• **Request**
Copy all lines holding the word "dlaczego" from the entries.

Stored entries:

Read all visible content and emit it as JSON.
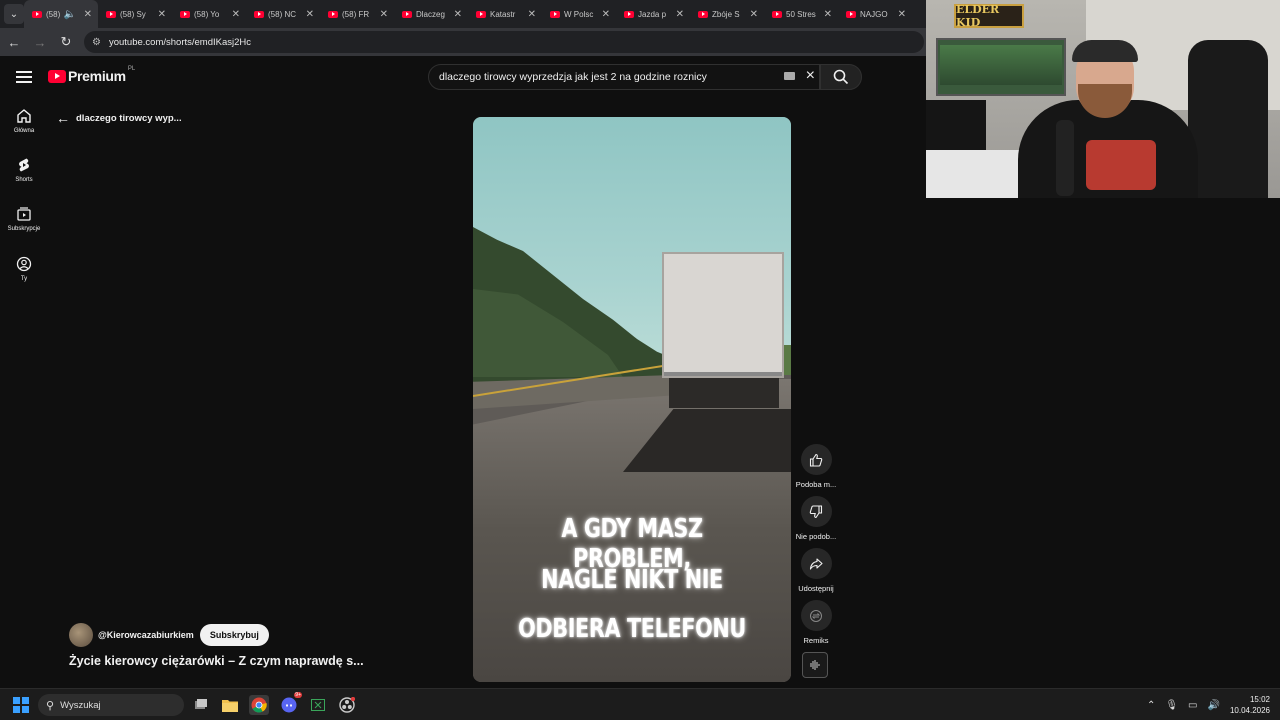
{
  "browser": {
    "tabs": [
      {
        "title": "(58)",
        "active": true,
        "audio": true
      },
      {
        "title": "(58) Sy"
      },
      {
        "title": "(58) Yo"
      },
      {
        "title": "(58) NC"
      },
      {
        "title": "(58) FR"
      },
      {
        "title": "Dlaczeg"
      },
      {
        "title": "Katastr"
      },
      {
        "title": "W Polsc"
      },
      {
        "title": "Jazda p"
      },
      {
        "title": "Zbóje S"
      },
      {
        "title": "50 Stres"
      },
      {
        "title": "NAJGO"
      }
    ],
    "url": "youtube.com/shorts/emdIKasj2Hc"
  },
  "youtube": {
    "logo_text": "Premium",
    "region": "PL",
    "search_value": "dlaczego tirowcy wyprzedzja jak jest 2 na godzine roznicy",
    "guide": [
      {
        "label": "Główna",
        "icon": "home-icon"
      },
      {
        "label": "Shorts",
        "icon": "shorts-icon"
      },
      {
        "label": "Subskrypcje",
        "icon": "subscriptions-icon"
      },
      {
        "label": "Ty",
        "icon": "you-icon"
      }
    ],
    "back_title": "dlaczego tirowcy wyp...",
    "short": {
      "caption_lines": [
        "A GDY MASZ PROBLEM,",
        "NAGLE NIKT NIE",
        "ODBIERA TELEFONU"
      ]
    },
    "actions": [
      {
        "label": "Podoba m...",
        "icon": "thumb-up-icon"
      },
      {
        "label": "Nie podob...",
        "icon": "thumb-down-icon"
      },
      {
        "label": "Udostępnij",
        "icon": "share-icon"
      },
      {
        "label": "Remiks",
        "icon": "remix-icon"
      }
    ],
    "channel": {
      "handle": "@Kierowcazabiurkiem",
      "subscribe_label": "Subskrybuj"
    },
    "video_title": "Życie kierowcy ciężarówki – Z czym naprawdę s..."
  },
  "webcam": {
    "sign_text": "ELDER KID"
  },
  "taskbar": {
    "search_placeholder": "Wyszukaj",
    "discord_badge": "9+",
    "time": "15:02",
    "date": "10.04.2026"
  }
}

• **Worked solution**
    "search_value": "dlaczego tirowcy wyprzedzja jak jest 2 na godzine roznicy",
    "back_title": "dlaczego tirowcy wyp...",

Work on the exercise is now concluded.